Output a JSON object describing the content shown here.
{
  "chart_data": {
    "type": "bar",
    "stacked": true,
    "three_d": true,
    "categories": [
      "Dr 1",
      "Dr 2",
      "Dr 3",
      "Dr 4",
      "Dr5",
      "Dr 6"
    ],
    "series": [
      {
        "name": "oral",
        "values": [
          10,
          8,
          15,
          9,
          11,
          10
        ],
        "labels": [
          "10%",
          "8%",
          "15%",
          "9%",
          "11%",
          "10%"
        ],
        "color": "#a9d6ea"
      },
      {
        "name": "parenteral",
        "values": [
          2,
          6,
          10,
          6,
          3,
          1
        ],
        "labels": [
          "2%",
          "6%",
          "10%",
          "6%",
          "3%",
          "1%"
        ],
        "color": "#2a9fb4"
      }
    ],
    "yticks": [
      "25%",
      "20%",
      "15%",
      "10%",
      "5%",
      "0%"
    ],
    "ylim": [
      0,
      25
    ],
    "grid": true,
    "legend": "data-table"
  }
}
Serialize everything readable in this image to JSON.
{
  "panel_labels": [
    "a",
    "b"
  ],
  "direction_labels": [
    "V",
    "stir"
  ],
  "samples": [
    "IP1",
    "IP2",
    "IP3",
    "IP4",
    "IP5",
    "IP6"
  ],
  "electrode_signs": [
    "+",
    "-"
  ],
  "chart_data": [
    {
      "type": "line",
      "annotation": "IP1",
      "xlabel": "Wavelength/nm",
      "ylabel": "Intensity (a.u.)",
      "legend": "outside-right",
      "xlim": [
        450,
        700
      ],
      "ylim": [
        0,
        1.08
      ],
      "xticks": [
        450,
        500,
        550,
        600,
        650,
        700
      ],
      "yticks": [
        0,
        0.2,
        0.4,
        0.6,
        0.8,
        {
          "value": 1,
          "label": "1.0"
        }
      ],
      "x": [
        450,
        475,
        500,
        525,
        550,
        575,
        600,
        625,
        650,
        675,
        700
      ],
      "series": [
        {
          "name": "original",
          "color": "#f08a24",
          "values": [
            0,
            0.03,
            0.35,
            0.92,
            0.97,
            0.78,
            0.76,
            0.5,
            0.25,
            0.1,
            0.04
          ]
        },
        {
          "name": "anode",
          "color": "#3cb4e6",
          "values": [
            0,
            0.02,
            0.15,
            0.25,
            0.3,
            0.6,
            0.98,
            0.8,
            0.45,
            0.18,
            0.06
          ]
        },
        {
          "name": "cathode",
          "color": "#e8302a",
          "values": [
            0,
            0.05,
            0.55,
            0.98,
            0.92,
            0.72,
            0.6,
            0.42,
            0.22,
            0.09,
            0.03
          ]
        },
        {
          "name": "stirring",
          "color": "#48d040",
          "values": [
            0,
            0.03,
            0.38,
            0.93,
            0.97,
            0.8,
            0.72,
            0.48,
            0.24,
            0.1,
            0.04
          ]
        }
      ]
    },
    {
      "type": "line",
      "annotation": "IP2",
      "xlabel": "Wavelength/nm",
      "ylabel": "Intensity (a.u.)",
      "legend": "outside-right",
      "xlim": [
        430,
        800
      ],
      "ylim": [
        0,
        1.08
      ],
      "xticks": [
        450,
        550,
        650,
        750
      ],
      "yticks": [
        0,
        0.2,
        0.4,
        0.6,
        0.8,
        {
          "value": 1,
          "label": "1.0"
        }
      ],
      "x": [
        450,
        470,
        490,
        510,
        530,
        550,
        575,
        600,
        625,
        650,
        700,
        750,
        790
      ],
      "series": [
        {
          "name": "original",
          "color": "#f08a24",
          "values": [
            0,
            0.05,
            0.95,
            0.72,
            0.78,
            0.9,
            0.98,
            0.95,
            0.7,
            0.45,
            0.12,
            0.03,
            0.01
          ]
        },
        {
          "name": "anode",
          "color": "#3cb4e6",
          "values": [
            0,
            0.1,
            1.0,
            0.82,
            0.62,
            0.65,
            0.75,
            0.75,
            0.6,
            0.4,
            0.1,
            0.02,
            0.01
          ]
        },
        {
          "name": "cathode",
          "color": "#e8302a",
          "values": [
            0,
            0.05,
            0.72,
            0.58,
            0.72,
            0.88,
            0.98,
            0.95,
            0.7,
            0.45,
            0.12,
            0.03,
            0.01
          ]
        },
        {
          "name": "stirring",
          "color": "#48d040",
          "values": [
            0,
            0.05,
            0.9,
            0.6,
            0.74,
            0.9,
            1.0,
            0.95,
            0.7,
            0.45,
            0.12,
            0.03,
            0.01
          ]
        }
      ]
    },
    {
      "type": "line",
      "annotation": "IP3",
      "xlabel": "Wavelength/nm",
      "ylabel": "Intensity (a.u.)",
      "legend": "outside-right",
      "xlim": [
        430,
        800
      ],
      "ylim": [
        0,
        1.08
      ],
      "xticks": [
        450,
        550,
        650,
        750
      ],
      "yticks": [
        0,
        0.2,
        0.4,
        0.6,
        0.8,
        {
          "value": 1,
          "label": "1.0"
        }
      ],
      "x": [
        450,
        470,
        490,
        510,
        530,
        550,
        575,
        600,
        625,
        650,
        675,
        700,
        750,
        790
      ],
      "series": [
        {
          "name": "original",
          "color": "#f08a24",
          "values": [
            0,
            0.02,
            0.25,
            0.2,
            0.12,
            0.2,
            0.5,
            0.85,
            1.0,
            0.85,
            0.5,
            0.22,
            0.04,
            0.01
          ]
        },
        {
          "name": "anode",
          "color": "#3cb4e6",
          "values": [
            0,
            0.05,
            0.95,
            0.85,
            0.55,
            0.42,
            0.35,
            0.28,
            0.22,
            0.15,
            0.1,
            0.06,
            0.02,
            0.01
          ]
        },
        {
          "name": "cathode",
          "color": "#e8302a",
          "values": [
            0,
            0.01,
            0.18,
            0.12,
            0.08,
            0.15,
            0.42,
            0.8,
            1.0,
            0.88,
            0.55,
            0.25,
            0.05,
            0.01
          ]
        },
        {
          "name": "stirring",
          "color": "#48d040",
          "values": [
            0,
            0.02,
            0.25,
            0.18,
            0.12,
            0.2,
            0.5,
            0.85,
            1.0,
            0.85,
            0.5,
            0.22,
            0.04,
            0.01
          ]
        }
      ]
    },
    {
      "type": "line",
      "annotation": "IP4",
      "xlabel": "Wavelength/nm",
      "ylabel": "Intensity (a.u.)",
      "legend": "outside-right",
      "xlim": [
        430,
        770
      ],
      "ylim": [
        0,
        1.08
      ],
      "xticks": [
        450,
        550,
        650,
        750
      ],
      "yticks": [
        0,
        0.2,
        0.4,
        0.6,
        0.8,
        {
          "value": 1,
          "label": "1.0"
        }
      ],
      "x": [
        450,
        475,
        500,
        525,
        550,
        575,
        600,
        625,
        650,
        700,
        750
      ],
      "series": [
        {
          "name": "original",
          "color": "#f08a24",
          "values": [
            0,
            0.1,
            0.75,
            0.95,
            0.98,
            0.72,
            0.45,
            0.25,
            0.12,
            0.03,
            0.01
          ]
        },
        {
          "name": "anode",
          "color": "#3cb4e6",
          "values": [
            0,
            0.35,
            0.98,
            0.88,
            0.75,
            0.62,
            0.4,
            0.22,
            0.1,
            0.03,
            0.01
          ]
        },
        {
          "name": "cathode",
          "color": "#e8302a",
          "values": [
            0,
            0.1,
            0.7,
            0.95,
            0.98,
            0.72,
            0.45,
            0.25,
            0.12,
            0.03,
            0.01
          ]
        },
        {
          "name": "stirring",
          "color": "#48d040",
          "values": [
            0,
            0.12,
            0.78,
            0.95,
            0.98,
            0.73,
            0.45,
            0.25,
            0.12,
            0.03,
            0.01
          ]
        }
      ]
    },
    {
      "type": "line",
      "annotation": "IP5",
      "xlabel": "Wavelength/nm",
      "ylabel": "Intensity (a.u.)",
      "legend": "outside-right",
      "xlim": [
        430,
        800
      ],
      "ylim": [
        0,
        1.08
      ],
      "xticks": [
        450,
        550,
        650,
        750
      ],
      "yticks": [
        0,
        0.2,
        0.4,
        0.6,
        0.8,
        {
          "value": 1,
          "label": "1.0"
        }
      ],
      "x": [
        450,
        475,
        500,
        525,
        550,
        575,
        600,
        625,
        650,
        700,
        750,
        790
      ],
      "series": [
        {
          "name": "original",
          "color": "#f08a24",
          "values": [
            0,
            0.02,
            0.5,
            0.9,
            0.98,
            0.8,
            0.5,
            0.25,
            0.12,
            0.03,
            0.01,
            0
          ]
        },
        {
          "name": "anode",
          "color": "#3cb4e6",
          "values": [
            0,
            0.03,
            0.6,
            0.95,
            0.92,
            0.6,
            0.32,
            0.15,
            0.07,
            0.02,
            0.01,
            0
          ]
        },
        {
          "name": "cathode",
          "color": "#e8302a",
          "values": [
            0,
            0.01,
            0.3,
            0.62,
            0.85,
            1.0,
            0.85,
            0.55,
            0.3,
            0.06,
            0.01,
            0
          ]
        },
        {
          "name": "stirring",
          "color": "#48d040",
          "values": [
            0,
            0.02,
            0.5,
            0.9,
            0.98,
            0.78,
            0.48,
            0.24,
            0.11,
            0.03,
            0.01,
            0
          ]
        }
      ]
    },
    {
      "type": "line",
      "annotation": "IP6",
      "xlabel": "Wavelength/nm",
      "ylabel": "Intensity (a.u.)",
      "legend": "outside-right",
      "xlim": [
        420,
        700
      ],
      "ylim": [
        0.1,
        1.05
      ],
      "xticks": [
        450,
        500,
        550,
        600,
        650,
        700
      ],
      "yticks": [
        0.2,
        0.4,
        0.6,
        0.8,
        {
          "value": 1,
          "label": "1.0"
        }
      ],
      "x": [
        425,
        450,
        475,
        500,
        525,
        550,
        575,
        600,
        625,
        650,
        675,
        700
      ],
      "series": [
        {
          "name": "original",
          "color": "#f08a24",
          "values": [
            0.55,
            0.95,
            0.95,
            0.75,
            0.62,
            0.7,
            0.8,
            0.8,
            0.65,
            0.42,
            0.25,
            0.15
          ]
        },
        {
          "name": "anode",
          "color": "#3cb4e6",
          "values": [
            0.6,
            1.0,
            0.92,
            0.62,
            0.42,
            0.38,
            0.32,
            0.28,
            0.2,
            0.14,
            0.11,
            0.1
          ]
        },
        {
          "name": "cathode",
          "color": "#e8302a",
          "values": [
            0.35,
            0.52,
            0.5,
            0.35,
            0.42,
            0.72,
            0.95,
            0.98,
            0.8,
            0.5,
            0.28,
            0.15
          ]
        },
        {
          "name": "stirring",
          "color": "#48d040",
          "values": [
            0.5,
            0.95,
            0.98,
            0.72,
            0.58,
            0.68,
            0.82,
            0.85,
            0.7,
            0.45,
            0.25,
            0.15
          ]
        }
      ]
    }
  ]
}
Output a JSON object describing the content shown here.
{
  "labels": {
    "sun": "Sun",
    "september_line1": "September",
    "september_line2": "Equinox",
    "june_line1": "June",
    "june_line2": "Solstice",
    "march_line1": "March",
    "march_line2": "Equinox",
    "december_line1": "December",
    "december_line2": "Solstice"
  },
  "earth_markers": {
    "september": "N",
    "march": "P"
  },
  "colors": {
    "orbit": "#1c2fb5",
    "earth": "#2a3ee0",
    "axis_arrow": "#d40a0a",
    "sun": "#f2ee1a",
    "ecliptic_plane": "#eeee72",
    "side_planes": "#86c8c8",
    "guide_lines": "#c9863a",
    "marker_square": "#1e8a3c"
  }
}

-------

> **What the exercise asks**: Pick out and copy every line that contains the word "Solstice".

> **Response**:
    "june_line2": "Solstice",
    "december_line2": "Solstice"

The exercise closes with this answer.